INSTRUCTIONS:
**1)** In the passage on the Michigan players' draft decisions, rewrite the part that begins at "Though Beniers is" and stops after "as a person.", replacing "many factors" with "several factors".
**2)** Continue the passage on the Michigan players' draft decisions from its last sentence.

TEXT BLOCK:
>>>>>

Beniers, Power and forward Kent Johnson are all projected top-10 picks for the July draft and will likely have the opportunity to sign pro contracts soon after. Their draft potential has been talked about long before they stepped on the ice in Michigan sweaters and the decisions they make will have a profound impact on the Wolverines’ outlook for the upcoming season. Last year, the trio combined for 22 goals and 45 assists. 

Though Beniers is leaning towards returning, there are many factors left to consider. Before making a final call, he’ll wait to see which team drafts him and what they think of his preparedness, describing it as “a family decision.” He needs to think not only about his readiness as a player but also as a person.

<<<<<

DATASET EXTRACT:
>>>>>

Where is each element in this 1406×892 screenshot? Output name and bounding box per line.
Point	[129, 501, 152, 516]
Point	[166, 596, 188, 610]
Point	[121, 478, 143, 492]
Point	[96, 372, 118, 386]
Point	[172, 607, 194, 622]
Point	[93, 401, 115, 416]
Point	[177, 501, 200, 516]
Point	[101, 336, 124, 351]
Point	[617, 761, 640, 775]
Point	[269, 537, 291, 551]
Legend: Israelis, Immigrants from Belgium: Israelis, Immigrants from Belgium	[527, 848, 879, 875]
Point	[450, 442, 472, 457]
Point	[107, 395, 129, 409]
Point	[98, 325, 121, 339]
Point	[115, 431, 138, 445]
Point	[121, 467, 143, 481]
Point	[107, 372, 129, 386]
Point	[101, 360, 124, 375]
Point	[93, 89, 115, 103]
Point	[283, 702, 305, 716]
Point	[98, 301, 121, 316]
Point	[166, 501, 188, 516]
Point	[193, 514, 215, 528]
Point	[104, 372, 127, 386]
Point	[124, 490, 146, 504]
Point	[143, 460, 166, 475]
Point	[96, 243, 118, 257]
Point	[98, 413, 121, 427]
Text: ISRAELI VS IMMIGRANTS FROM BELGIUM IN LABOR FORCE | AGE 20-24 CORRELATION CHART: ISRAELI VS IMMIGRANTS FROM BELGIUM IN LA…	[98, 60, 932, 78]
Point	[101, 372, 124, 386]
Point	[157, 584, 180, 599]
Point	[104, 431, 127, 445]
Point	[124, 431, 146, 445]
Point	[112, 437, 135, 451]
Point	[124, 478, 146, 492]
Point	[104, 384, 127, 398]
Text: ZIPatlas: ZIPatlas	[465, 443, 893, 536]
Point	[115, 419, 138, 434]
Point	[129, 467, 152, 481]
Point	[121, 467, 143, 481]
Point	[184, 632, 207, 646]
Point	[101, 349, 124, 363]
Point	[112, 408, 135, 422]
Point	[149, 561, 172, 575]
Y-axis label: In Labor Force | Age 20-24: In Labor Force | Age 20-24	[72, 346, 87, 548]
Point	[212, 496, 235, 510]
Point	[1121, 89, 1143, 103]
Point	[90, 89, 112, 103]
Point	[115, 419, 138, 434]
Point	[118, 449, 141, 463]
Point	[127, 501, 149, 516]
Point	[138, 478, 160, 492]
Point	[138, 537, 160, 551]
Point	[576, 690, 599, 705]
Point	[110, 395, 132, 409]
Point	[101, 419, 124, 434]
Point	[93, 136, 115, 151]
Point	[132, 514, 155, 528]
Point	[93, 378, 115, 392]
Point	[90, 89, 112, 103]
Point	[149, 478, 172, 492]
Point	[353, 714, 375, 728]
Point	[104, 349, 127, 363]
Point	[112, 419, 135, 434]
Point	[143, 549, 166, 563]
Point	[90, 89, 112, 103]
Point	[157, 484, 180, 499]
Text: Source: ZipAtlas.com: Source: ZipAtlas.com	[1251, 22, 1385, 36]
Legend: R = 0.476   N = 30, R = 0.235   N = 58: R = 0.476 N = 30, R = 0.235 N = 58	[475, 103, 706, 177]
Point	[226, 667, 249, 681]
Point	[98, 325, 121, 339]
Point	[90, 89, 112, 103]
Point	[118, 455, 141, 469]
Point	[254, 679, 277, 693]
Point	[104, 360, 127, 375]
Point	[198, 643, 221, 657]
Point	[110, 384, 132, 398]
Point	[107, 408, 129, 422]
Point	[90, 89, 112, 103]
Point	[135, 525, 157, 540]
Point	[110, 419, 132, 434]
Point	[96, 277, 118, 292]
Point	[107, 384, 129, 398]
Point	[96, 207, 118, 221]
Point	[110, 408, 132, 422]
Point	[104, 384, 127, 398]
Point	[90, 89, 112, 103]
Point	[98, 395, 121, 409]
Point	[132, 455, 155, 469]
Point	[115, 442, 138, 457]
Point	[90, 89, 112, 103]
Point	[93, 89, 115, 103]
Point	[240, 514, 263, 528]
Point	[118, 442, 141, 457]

<<<<<

EXPECTED ANSWERS:
**1)**
Though Beniers is leaning towards returning, there are several factors left to consider. Before making a final call, he’ll wait to see which team drafts him and what they think of his preparedness, describing it as “a family decision.” He needs to think not only about his readiness as a player but also as a person.

**2)**
“If I’m ready hockey-wise and if I’m ready mentally as a person (I’ll go),” Beniers said. “It’s a big step. I’m only 18. I’d love to be in college, kind of have a college life, especially after last year, we didn’t really get the full college experience. If you’re going to leave, you’re gonna have to go live on your own or with a roommate and kind of become a pro — become an adult. If I’m ready to make that jump and I’m ready as a hockey player, then it might be the right thing. But if not, then I think it’s the right thing to come back.”

When asked about the recent changes in name, image and likeness (NIL) regulation in the NCAA, Beniers said it will have no bearings on what he decides to do. Whatever the outcome, this decision will be based on school and hockey alone.